REQUIREMENTS: Identify each line below that contains the word "Overdue", and copy it out.

▬▬▬▬▬▬▬▬▬▬

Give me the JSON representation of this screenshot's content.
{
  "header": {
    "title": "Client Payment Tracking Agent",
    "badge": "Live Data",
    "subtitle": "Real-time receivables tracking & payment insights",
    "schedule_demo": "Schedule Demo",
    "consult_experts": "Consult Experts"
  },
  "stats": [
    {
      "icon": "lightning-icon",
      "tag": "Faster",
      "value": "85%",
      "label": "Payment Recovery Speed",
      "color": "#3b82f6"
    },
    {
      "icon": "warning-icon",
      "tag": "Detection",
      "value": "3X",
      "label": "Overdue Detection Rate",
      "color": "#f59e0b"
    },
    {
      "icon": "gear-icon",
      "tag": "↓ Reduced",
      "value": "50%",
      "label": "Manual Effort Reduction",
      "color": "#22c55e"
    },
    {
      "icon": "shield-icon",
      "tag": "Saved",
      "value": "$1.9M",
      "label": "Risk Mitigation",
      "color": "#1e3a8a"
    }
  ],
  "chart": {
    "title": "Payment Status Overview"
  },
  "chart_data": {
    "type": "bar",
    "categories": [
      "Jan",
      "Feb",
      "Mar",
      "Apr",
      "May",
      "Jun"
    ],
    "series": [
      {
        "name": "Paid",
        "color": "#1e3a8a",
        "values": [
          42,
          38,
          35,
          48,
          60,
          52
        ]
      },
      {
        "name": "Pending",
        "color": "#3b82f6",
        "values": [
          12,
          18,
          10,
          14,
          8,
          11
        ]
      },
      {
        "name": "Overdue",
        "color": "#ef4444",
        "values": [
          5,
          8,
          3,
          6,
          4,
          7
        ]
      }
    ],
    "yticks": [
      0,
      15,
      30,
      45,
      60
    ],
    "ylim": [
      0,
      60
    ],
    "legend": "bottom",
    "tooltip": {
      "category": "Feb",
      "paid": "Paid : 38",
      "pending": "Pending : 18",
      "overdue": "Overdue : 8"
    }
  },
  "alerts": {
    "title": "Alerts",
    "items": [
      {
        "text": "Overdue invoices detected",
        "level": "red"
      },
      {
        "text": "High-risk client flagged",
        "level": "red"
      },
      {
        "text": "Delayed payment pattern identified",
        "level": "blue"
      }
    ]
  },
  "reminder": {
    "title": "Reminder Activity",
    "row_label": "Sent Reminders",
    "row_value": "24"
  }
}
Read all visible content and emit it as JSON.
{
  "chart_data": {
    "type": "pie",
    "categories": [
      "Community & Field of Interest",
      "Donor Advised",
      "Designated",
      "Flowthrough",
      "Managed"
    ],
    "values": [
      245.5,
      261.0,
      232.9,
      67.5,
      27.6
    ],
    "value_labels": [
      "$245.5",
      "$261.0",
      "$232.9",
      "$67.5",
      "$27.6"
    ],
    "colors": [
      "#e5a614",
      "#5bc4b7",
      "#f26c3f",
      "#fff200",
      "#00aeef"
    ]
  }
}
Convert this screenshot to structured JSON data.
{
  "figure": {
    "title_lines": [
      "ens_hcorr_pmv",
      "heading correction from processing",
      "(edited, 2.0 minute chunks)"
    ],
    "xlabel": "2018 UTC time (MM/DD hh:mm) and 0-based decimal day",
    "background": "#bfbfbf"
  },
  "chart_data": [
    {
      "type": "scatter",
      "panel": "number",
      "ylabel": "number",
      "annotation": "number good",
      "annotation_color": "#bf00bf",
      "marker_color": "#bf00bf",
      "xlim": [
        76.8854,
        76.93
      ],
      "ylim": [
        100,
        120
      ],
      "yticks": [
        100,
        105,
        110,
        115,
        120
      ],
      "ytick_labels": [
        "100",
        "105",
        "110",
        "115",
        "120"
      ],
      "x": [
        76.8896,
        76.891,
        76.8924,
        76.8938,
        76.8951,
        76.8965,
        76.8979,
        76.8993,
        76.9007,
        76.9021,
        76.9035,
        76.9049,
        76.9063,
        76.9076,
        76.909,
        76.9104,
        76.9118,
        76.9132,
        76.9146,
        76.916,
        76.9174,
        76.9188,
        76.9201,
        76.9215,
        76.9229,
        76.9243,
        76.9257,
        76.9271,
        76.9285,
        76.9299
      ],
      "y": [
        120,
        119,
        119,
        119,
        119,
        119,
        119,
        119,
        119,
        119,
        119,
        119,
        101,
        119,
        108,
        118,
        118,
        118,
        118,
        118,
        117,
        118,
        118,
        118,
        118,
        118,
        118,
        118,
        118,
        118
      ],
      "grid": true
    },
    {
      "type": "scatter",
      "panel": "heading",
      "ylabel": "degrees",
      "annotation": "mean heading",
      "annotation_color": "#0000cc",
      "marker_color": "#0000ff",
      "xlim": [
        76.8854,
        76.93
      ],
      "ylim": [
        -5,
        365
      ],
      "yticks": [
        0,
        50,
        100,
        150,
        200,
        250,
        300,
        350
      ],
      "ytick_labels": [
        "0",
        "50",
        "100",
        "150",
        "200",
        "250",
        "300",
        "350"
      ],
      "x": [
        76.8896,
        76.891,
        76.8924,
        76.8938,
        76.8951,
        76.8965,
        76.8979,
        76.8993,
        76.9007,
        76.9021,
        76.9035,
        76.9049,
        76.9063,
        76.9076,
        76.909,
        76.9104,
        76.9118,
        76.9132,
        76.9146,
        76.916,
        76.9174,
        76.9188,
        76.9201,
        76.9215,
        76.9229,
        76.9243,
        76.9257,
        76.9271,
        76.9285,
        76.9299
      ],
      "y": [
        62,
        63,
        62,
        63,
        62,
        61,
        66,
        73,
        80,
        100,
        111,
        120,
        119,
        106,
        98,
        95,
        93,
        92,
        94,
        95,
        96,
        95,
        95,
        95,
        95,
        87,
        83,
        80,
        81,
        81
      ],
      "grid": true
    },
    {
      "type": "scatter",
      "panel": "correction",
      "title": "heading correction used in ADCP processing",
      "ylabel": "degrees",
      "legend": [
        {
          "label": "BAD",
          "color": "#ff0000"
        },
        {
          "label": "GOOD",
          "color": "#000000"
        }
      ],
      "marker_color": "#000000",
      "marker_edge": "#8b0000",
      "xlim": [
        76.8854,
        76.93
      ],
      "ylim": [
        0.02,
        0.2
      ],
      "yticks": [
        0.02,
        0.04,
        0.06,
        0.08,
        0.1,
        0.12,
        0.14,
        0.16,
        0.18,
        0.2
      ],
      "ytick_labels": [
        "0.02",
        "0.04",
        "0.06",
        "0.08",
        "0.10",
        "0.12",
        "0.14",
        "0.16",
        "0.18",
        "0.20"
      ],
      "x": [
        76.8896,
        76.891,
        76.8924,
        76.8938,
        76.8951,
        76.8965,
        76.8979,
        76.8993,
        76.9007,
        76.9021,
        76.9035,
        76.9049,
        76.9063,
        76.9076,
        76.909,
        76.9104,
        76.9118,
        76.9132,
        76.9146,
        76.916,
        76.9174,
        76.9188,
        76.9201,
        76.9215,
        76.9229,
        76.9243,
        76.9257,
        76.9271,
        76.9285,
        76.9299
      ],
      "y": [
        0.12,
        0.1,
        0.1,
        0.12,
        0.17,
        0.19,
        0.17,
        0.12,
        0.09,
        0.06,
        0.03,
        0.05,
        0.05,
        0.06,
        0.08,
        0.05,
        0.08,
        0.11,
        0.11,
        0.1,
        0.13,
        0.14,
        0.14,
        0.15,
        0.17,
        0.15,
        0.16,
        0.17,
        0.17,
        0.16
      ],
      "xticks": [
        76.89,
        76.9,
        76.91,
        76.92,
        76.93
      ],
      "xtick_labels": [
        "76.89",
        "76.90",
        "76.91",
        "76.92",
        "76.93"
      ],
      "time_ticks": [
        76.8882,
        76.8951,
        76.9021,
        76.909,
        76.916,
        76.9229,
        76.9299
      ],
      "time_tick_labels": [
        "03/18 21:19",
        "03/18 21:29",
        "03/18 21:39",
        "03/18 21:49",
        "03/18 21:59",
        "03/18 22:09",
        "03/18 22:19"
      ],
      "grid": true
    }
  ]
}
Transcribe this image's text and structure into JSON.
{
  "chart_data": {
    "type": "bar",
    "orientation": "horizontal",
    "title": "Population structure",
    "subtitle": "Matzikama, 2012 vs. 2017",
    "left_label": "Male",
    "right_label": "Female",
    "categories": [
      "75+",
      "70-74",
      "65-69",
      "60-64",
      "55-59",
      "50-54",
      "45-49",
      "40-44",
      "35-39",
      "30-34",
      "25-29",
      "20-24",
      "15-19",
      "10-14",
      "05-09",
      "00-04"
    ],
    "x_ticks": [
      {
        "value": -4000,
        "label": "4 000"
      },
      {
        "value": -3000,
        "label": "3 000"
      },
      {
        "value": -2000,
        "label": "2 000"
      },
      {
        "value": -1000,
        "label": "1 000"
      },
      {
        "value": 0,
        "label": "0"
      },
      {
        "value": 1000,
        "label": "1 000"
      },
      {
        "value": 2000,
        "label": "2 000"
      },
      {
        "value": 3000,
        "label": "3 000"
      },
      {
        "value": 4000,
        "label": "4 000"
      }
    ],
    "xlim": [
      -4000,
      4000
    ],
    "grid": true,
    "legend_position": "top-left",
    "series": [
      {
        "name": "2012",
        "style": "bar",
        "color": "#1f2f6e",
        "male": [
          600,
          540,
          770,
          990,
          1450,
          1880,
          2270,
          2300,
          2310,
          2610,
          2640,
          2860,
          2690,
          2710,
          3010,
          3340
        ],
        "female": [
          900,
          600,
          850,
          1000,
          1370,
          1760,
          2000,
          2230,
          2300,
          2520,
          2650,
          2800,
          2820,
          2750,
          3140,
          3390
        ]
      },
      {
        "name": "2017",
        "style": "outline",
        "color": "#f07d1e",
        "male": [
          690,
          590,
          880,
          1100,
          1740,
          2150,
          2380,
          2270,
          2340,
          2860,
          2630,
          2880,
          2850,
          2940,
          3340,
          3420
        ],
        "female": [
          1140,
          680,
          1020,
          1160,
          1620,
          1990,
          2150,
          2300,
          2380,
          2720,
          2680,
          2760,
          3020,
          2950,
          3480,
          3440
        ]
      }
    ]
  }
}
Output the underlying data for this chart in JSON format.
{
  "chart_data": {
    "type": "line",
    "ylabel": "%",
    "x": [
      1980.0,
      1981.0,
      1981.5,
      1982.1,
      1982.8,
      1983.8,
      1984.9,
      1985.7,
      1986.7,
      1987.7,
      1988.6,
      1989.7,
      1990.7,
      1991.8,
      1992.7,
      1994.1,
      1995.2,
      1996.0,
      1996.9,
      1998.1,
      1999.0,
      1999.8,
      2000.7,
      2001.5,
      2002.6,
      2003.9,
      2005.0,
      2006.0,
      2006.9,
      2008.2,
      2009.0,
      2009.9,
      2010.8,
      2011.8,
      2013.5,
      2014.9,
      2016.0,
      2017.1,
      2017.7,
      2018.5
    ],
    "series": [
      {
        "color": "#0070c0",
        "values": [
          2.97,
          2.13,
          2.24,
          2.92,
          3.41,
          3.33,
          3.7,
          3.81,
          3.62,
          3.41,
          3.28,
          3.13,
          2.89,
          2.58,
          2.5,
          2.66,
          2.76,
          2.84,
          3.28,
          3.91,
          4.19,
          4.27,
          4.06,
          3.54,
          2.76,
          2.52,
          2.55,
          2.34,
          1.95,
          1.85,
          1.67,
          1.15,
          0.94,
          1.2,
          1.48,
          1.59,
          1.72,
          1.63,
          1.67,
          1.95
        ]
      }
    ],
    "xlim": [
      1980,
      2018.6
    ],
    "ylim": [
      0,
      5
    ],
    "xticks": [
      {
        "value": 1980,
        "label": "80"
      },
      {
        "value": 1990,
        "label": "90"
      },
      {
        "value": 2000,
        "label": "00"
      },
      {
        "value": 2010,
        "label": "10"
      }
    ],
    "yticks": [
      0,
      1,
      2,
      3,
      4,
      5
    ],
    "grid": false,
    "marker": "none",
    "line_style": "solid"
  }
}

▬▬▬▬▬▬▬▬▬▬

RESPONSE:
      "label": "Overdue Detection Rate",
        "name": "Overdue",
      "overdue": "Overdue : 8"
        "text": "Overdue invoices detected",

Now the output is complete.